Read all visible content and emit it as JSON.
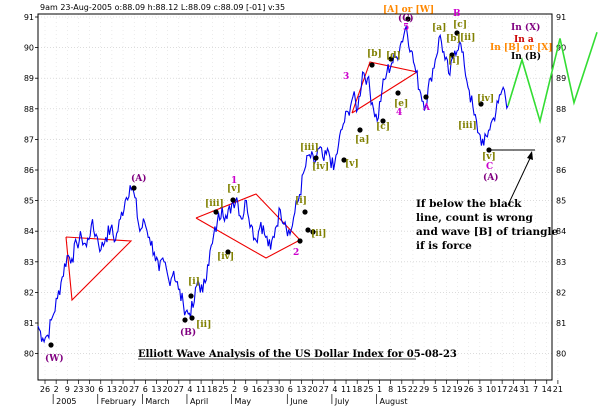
{
  "header": {
    "text": "9am 23-Aug-2005  o:88.09 h:88.12 L:88.09 c:88.09 [-01] v:35"
  },
  "colors": {
    "price": "#0000ee",
    "triangle": "#ee0000",
    "projection": "#33dd33",
    "bracket_label": "#808000",
    "pivot": "#000000",
    "major_label": "#800080",
    "minor_label": "#cc00cc",
    "orange_label": "#ff8800",
    "red_label": "#cc0000"
  },
  "chart_data": {
    "type": "line",
    "title": "Elliott Wave Analysis of the US Dollar Index for 05-08-23",
    "xlabel": "",
    "ylabel": "",
    "ylim": [
      80,
      91
    ],
    "y_ticks": [
      80,
      81,
      82,
      83,
      84,
      85,
      86,
      87,
      88,
      89,
      90,
      91
    ],
    "grid": true,
    "x_tick_labels": [
      "26",
      "2",
      "9",
      "23",
      "30",
      "6",
      "13",
      "20",
      "27",
      "6",
      "13",
      "20",
      "27",
      "4",
      "11",
      "18",
      "25",
      "2",
      "9",
      "16",
      "23",
      "30",
      "6",
      "13",
      "20",
      "27",
      "4",
      "11",
      "18",
      "25",
      "1",
      "8",
      "15",
      "22",
      "29",
      "5",
      "12",
      "19",
      "26",
      "3",
      "10",
      "17",
      "24",
      "31",
      "7",
      "14",
      "21"
    ],
    "x_period_labels": [
      "2005",
      "February",
      "March",
      "April",
      "May",
      "June",
      "July",
      "August"
    ],
    "series": [
      {
        "values": [
          80.9,
          80.5,
          80.6,
          81.2,
          81.8,
          82.5,
          83.2,
          83.1,
          83.6,
          83.8,
          83.5,
          84.2,
          83.9,
          83.4,
          83.8,
          84.1,
          83.7,
          84.4,
          85.0,
          85.5,
          85.1,
          84.0,
          84.3,
          83.8,
          83.3,
          82.7,
          83.0,
          82.4,
          82.7,
          82.1,
          81.6,
          81.3,
          81.5,
          82.4,
          82.0,
          82.9,
          83.6,
          84.3,
          84.8,
          84.4,
          84.9,
          85.1,
          84.4,
          85.0,
          84.2,
          83.7,
          84.3,
          83.8,
          83.4,
          84.1,
          84.7,
          84.3,
          83.9,
          84.6,
          85.2,
          86.0,
          86.5,
          86.2,
          86.7,
          86.3,
          86.6,
          86.0,
          86.8,
          87.5,
          87.9,
          88.4,
          88.0,
          89.2,
          89.0,
          88.2,
          87.6,
          88.6,
          89.2,
          89.5,
          89.7,
          90.2,
          90.7,
          89.9,
          89.2,
          88.5,
          88.1,
          89.0,
          89.6,
          90.4,
          89.6,
          89.1,
          89.9,
          90.2,
          89.4,
          88.6,
          87.8,
          87.2,
          86.8,
          87.3,
          87.7,
          88.2,
          88.7,
          88.1
        ]
      }
    ],
    "annotations": [
      "(W)",
      "(A)",
      "(B)",
      "[i]",
      "[ii]",
      "[iii]",
      "[iv]",
      "[v]",
      "1",
      "2",
      "[i]",
      "[ii]",
      "[iii]",
      "[iv]",
      "[v]",
      "3",
      "[a]",
      "[b]",
      "[c]",
      "[d]",
      "[e]",
      "4",
      "[A] or [W]",
      "(C)",
      "5",
      "A",
      "B",
      "[a]",
      "[b]",
      "[c]",
      "[i]",
      "[ii]",
      "[iii]",
      "[iv]",
      "[v]",
      "C",
      "(A)",
      "In (X)",
      "In a",
      "In [B] or [X]",
      "In (B)"
    ],
    "note": [
      "If below the black",
      "line, count is wrong",
      "and wave [B] of triangle",
      "if is force"
    ]
  }
}
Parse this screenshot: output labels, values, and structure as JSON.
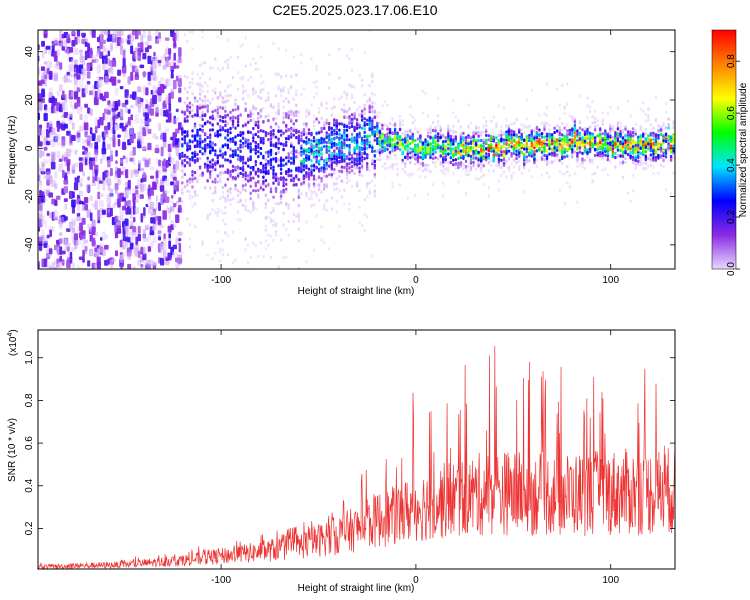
{
  "title": "C2E5.2025.023.17.06.E10",
  "chart_data": [
    {
      "type": "heatmap",
      "xlabel": "Height of straight line (km)",
      "ylabel": "Frequency (Hz)",
      "xlim": [
        -194,
        133
      ],
      "ylim": [
        -50,
        49
      ],
      "xticks": [
        -100,
        0,
        100
      ],
      "xtick_labels": [
        "-100",
        "0",
        "100"
      ],
      "yticks": [
        -40,
        -20,
        0,
        20,
        40
      ],
      "ytick_labels": [
        "-40",
        "-20",
        "0",
        "20",
        "40"
      ],
      "colorbar": {
        "label": "Normalized spectral amplitude",
        "range": [
          0,
          0.92
        ],
        "ticks": [
          0,
          0.2,
          0.4,
          0.6,
          0.8
        ],
        "tick_labels": [
          "0.0",
          "0.2",
          "0.4",
          "0.6",
          "0.8"
        ],
        "colormap": [
          "#e8d8ff",
          "#8a2be2",
          "#0000ff",
          "#00e5ff",
          "#00ff00",
          "#ffff00",
          "#ff8000",
          "#ff0000"
        ]
      },
      "ridge_frequency": {
        "x": [
          -120,
          -100,
          -80,
          -60,
          -40,
          -20,
          0,
          20,
          40,
          60,
          80,
          100,
          120,
          133
        ],
        "y": [
          3,
          2,
          -2,
          -5,
          2,
          4,
          1,
          -1,
          0,
          1,
          2,
          2,
          1,
          2
        ]
      },
      "grid": false
    },
    {
      "type": "line",
      "xlabel": "Height of straight line (km)",
      "ylabel": "SNR (10 * v/v)",
      "yscale_label": "(x10",
      "yscale_exp": "4",
      "xlim": [
        -194,
        133
      ],
      "ylim": [
        0.01,
        1.13
      ],
      "xticks": [
        -100,
        0,
        100
      ],
      "xtick_labels": [
        "-100",
        "0",
        "100"
      ],
      "yticks": [
        0.2,
        0.4,
        0.6,
        0.8,
        1.0
      ],
      "ytick_labels": [
        "0.2",
        "0.4",
        "0.6",
        "0.8",
        "1.0"
      ],
      "color": "#ee3333",
      "envelope": {
        "x": [
          -194,
          -150,
          -120,
          -100,
          -80,
          -60,
          -40,
          -30,
          -20,
          -10,
          0,
          20,
          40,
          60,
          80,
          100,
          120,
          133
        ],
        "y_base": [
          0.02,
          0.03,
          0.05,
          0.07,
          0.09,
          0.12,
          0.17,
          0.2,
          0.24,
          0.26,
          0.3,
          0.34,
          0.37,
          0.36,
          0.36,
          0.37,
          0.37,
          0.38
        ],
        "y_peak": [
          0.04,
          0.06,
          0.1,
          0.14,
          0.17,
          0.22,
          0.33,
          0.47,
          0.55,
          0.72,
          0.9,
          0.92,
          1.1,
          0.98,
          0.95,
          0.95,
          1.02,
          0.8
        ]
      },
      "grid": false
    }
  ]
}
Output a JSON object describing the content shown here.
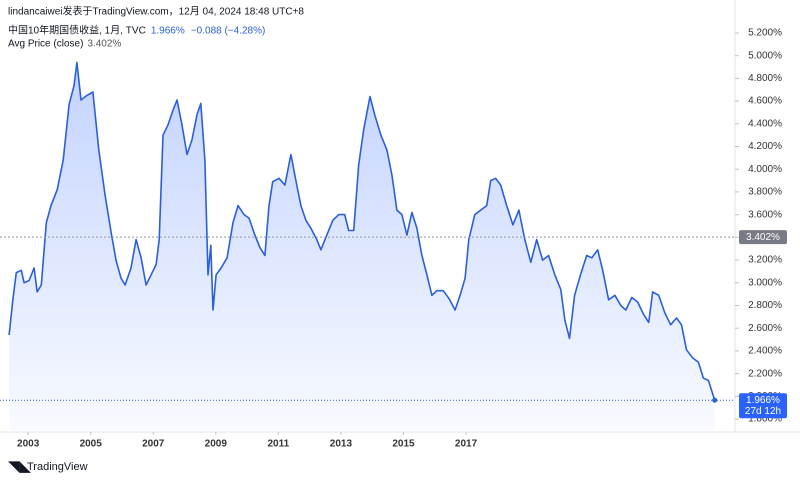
{
  "header": "lindancaiwei发表于TradingView.com，12月 04, 2024 18:48 UTC+8",
  "footer": "TradingView",
  "chart_data": {
    "type": "area",
    "xlim": [
      2002.1,
      2025.6
    ],
    "ylim": [
      1.7,
      5.3
    ],
    "xticks": [
      2003,
      2005,
      2007,
      2009,
      2011,
      2013,
      2015,
      2017
    ],
    "yticks": [
      {
        "value": 1.8,
        "label": "1.800%"
      },
      {
        "value": 2.0,
        "label": "2.000%"
      },
      {
        "value": 2.2,
        "label": "2.200%"
      },
      {
        "value": 2.4,
        "label": "2.400%"
      },
      {
        "value": 2.6,
        "label": "2.600%"
      },
      {
        "value": 2.8,
        "label": "2.800%"
      },
      {
        "value": 3.0,
        "label": "3.000%"
      },
      {
        "value": 3.2,
        "label": "3.200%"
      },
      {
        "value": 3.4,
        "label": "3.400%"
      },
      {
        "value": 3.6,
        "label": "3.600%"
      },
      {
        "value": 3.8,
        "label": "3.800%"
      },
      {
        "value": 4.0,
        "label": "4.000%"
      },
      {
        "value": 4.2,
        "label": "4.200%"
      },
      {
        "value": 4.4,
        "label": "4.400%"
      },
      {
        "value": 4.6,
        "label": "4.600%"
      },
      {
        "value": 4.8,
        "label": "4.800%"
      },
      {
        "value": 5.0,
        "label": "5.000%"
      },
      {
        "value": 5.2,
        "label": "5.200%"
      }
    ],
    "grid": false,
    "x": [
      2002.39,
      2002.52,
      2002.62,
      2002.78,
      2002.87,
      2003.03,
      2003.19,
      2003.29,
      2003.42,
      2003.58,
      2003.73,
      2003.93,
      2004.12,
      2004.31,
      2004.47,
      2004.56,
      2004.69,
      2004.88,
      2005.07,
      2005.26,
      2005.46,
      2005.65,
      2005.81,
      2005.97,
      2006.1,
      2006.29,
      2006.45,
      2006.61,
      2006.77,
      2006.93,
      2007.09,
      2007.19,
      2007.31,
      2007.47,
      2007.63,
      2007.76,
      2007.92,
      2008.08,
      2008.24,
      2008.4,
      2008.52,
      2008.65,
      2008.75,
      2008.84,
      2008.91,
      2009.01,
      2009.17,
      2009.36,
      2009.55,
      2009.71,
      2009.9,
      2010.06,
      2010.25,
      2010.41,
      2010.57,
      2010.7,
      2010.82,
      2011.02,
      2011.21,
      2011.4,
      2011.56,
      2011.72,
      2011.88,
      2012.04,
      2012.23,
      2012.36,
      2012.55,
      2012.74,
      2012.93,
      2013.12,
      2013.25,
      2013.41,
      2013.57,
      2013.73,
      2013.93,
      2014.08,
      2014.28,
      2014.47,
      2014.63,
      2014.79,
      2014.95,
      2015.11,
      2015.27,
      2015.43,
      2015.59,
      2015.75,
      2015.91,
      2016.07,
      2016.27,
      2016.46,
      2016.65,
      2016.81,
      2016.97,
      2017.09,
      2017.28,
      2017.47,
      2017.66,
      2017.79,
      2017.95,
      2018.11,
      2018.3,
      2018.5,
      2018.69,
      2018.88,
      2019.07,
      2019.26,
      2019.45,
      2019.64,
      2019.84,
      2020.03,
      2020.16,
      2020.31,
      2020.47,
      2020.66,
      2020.86,
      2021.02,
      2021.21,
      2021.37,
      2021.56,
      2021.76,
      2021.95,
      2022.11,
      2022.3,
      2022.49,
      2022.68,
      2022.84,
      2022.97,
      2023.16,
      2023.35,
      2023.54,
      2023.73,
      2023.89,
      2024.05,
      2024.24,
      2024.43,
      2024.59,
      2024.75,
      2024.95
    ],
    "series": [
      {
        "name": "中国10年期国债收益, 1月, TVC",
        "color": "#2b5fd9",
        "values": [
          2.54,
          2.87,
          3.09,
          3.11,
          3.0,
          3.02,
          3.13,
          2.92,
          2.98,
          3.53,
          3.68,
          3.82,
          4.08,
          4.57,
          4.74,
          4.94,
          4.61,
          4.65,
          4.68,
          4.17,
          3.77,
          3.45,
          3.2,
          3.04,
          2.98,
          3.13,
          3.38,
          3.22,
          2.98,
          3.07,
          3.16,
          3.38,
          4.3,
          4.39,
          4.52,
          4.61,
          4.39,
          4.13,
          4.26,
          4.48,
          4.58,
          4.08,
          3.07,
          3.33,
          2.76,
          3.07,
          3.13,
          3.22,
          3.53,
          3.68,
          3.6,
          3.57,
          3.42,
          3.31,
          3.24,
          3.68,
          3.89,
          3.92,
          3.86,
          4.13,
          3.9,
          3.68,
          3.55,
          3.48,
          3.38,
          3.29,
          3.42,
          3.55,
          3.6,
          3.6,
          3.46,
          3.46,
          4.04,
          4.35,
          4.64,
          4.48,
          4.3,
          4.17,
          3.95,
          3.64,
          3.6,
          3.42,
          3.62,
          3.48,
          3.24,
          3.07,
          2.89,
          2.93,
          2.93,
          2.86,
          2.76,
          2.89,
          3.04,
          3.38,
          3.6,
          3.64,
          3.68,
          3.9,
          3.92,
          3.86,
          3.68,
          3.51,
          3.64,
          3.38,
          3.18,
          3.38,
          3.2,
          3.24,
          3.07,
          2.94,
          2.67,
          2.51,
          2.89,
          3.07,
          3.24,
          3.22,
          3.29,
          3.11,
          2.85,
          2.89,
          2.8,
          2.76,
          2.87,
          2.83,
          2.72,
          2.65,
          2.92,
          2.89,
          2.74,
          2.63,
          2.69,
          2.63,
          2.41,
          2.34,
          2.3,
          2.16,
          2.14,
          1.966
        ]
      }
    ],
    "last": {
      "value": 1.966,
      "label": "1.966%"
    },
    "change": "−0.088 (−4.28%)",
    "countdown": "27d 12h",
    "average": {
      "name": "Avg Price (close)",
      "value": 3.402,
      "label": "3.402%"
    }
  }
}
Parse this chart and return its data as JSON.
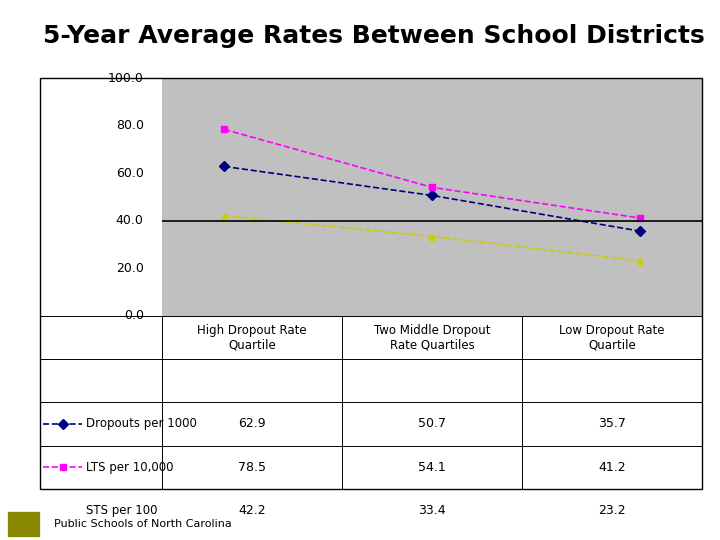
{
  "title": "5-Year Average Rates Between School Districts",
  "categories": [
    "High Dropout Rate\nQuartile",
    "Two Middle Dropout\nRate Quartiles",
    "Low Dropout Rate\nQuartile"
  ],
  "series": [
    {
      "label": "Dropouts per 1000",
      "values": [
        62.9,
        50.7,
        35.7
      ],
      "color": "#000080",
      "marker": "D",
      "markersize": 5,
      "linewidth": 1.2,
      "linestyle": "--"
    },
    {
      "label": "LTS per 10,000",
      "values": [
        78.5,
        54.1,
        41.2
      ],
      "color": "#FF00FF",
      "marker": "s",
      "markersize": 5,
      "linewidth": 1.2,
      "linestyle": "--"
    },
    {
      "label": "STS per 100",
      "values": [
        42.2,
        33.4,
        23.2
      ],
      "color": "#CCCC00",
      "marker": "^",
      "markersize": 5,
      "linewidth": 1.2,
      "linestyle": "--"
    }
  ],
  "ylim": [
    0,
    100
  ],
  "yticks": [
    0.0,
    20.0,
    40.0,
    60.0,
    80.0,
    100.0
  ],
  "plot_bg_color": "#C0C0C0",
  "fig_bg_color": "#FFFFFF",
  "title_fontsize": 18,
  "title_fontweight": "bold",
  "table_values": [
    [
      "62.9",
      "50.7",
      "35.7"
    ],
    [
      "78.5",
      "54.1",
      "41.2"
    ],
    [
      "42.2",
      "33.4",
      "23.2"
    ]
  ],
  "col_headers": [
    "High Dropout Rate\nQuartile",
    "Two Middle Dropout\nRate Quartiles",
    "Low Dropout Rate\nQuartile"
  ],
  "hline_y": 40.0,
  "hline_color": "#000000",
  "footer_text": "Public Schools of North Carolina",
  "footer_bar_color": "#999933",
  "outer_border_color": "#000000"
}
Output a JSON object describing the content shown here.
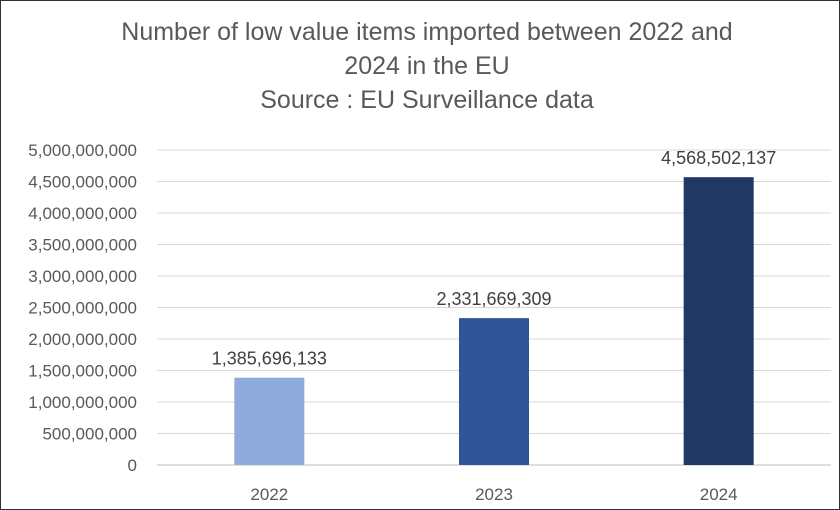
{
  "chart_data": {
    "type": "bar",
    "title": [
      "Number of low value items imported between 2022 and",
      "2024 in the EU",
      "Source : EU Surveillance data"
    ],
    "categories": [
      "2022",
      "2023",
      "2024"
    ],
    "values": [
      1385696133,
      2331669309,
      4568502137
    ],
    "data_labels": [
      "1,385,696,133",
      "2,331,669,309",
      "4,568,502,137"
    ],
    "bar_colors": [
      "#8faadc",
      "#2f5597",
      "#1f3864"
    ],
    "ylim": [
      0,
      5000000000
    ],
    "y_ticks": [
      0,
      500000000,
      1000000000,
      1500000000,
      2000000000,
      2500000000,
      3000000000,
      3500000000,
      4000000000,
      4500000000,
      5000000000
    ],
    "y_tick_labels": [
      "0",
      "500,000,000",
      "1,000,000,000",
      "1,500,000,000",
      "2,000,000,000",
      "2,500,000,000",
      "3,000,000,000",
      "3,500,000,000",
      "4,000,000,000",
      "4,500,000,000",
      "5,000,000,000"
    ],
    "xlabel": "",
    "ylabel": "",
    "grid": true,
    "legend": "none"
  }
}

_____

→ What the task requires: Using the material above, report each line where "triangle" occurs.

→ Task answer:
    "triangle": "#ee0000",
      "and wave [B] of triangle",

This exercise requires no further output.